WHAT THE EXERCISE ASKS
Track down every line below that holds "menos" and copy it.

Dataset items
┏━━
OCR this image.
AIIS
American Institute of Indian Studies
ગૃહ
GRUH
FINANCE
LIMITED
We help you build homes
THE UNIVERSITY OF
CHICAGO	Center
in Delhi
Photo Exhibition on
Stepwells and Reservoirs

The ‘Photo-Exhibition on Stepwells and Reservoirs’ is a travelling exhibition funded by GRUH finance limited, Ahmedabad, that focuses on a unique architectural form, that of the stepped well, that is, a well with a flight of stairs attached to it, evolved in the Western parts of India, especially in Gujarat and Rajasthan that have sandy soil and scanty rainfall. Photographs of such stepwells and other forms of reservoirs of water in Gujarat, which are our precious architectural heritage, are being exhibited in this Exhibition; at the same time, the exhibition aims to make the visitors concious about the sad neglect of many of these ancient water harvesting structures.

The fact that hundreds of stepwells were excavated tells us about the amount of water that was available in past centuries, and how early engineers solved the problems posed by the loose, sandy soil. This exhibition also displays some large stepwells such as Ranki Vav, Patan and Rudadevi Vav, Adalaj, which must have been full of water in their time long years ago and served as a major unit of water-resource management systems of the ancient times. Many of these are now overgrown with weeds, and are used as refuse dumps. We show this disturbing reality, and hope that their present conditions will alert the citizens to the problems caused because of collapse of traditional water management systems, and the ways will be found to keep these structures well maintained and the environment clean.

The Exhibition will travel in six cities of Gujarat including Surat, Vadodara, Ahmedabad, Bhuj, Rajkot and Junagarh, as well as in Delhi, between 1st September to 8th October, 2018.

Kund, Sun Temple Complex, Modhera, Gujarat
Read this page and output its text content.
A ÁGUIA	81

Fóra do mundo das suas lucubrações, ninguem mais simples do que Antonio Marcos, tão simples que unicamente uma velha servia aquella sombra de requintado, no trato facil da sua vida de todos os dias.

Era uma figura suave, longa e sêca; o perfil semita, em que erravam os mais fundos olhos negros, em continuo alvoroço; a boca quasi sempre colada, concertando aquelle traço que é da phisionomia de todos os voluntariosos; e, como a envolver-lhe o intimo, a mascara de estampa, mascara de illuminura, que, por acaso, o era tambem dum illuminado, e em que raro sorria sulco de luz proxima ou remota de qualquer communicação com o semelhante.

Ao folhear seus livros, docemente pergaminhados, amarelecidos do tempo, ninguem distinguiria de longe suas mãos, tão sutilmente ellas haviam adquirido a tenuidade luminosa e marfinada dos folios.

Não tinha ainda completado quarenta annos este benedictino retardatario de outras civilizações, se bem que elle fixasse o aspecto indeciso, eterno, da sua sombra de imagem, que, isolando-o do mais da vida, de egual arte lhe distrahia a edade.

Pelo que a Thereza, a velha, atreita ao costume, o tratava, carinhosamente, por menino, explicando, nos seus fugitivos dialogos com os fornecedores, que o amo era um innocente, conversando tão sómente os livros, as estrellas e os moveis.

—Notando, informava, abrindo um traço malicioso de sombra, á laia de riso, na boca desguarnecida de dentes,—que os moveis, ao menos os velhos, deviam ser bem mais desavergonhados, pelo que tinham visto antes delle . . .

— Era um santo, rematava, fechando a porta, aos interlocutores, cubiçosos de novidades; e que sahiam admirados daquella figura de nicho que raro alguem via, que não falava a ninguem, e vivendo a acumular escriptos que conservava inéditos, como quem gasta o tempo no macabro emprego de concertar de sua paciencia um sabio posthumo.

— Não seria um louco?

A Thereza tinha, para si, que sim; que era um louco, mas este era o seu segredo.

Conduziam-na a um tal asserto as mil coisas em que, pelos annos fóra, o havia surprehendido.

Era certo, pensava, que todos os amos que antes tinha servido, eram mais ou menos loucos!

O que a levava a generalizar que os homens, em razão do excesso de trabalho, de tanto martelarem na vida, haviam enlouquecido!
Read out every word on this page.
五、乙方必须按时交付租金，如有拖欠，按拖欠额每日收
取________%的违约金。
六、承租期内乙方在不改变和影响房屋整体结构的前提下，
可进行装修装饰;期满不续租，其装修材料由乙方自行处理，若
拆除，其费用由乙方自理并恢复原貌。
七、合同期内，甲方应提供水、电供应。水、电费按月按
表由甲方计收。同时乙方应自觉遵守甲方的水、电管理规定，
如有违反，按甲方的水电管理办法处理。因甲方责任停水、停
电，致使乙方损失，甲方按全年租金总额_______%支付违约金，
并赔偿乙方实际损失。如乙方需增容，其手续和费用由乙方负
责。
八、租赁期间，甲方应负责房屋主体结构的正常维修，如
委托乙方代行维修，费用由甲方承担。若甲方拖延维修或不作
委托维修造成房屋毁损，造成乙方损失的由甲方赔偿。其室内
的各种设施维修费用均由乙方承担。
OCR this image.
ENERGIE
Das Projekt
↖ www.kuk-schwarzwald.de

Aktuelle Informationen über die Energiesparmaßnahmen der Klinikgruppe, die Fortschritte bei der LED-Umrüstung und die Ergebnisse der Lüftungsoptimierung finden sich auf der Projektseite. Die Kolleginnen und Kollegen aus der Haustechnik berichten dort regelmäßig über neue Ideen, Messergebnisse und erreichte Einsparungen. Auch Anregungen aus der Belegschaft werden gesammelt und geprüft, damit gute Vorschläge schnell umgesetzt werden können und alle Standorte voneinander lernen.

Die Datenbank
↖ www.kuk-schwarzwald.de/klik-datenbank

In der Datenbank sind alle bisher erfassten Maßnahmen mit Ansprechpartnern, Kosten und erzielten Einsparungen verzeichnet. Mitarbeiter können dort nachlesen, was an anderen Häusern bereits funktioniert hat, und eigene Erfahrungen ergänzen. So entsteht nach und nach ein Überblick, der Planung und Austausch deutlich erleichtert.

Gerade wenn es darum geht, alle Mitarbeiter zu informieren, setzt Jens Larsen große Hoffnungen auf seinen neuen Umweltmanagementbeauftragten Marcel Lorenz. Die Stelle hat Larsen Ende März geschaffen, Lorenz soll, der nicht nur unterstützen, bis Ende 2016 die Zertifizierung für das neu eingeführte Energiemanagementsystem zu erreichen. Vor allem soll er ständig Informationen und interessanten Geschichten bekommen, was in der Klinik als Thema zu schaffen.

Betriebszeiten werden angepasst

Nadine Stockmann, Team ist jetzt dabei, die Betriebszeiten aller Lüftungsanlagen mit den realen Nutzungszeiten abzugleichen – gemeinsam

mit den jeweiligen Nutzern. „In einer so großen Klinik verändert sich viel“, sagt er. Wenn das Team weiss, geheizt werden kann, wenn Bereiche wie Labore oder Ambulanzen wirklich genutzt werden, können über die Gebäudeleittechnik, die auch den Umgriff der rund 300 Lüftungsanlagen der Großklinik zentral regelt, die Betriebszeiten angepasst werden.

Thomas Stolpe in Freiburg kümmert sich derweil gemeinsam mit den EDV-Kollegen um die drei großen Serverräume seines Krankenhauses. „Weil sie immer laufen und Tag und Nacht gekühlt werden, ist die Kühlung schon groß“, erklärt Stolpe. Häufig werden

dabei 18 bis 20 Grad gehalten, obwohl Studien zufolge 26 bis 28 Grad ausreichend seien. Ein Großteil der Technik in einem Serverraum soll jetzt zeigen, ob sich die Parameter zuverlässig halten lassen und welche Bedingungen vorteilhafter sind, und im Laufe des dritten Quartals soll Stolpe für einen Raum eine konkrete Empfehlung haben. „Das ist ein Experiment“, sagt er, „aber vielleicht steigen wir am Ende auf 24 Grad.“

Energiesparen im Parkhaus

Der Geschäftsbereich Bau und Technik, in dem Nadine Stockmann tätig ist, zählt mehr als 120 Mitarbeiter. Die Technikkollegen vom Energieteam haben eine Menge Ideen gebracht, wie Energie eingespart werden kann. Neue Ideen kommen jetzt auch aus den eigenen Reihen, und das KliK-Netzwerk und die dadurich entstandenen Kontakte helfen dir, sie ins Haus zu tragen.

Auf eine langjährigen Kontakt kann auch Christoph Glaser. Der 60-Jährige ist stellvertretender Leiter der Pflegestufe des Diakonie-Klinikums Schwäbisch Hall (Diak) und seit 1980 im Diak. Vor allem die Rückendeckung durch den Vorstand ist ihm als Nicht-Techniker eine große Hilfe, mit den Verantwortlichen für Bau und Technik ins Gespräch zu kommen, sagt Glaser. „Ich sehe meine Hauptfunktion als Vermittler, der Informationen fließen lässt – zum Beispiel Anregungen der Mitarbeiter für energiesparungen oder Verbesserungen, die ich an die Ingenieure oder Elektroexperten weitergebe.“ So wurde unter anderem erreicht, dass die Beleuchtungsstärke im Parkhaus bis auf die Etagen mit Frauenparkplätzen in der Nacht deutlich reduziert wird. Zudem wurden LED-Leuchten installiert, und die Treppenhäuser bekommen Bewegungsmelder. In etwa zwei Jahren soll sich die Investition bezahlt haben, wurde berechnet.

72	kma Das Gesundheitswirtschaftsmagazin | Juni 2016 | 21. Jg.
┗━━
FULL SOLUTION
—Notando, informava, abrindo um traço malicioso de sombra, á laia de riso, na boca desguarnecida de dentes,—que os moveis, ao menos os velhos, deviam ser bem mais desavergonhados, pelo que tinham visto antes delle . . .
Era certo, pensava, que todos os amos que antes tinha servido, eram mais ou menos loucos!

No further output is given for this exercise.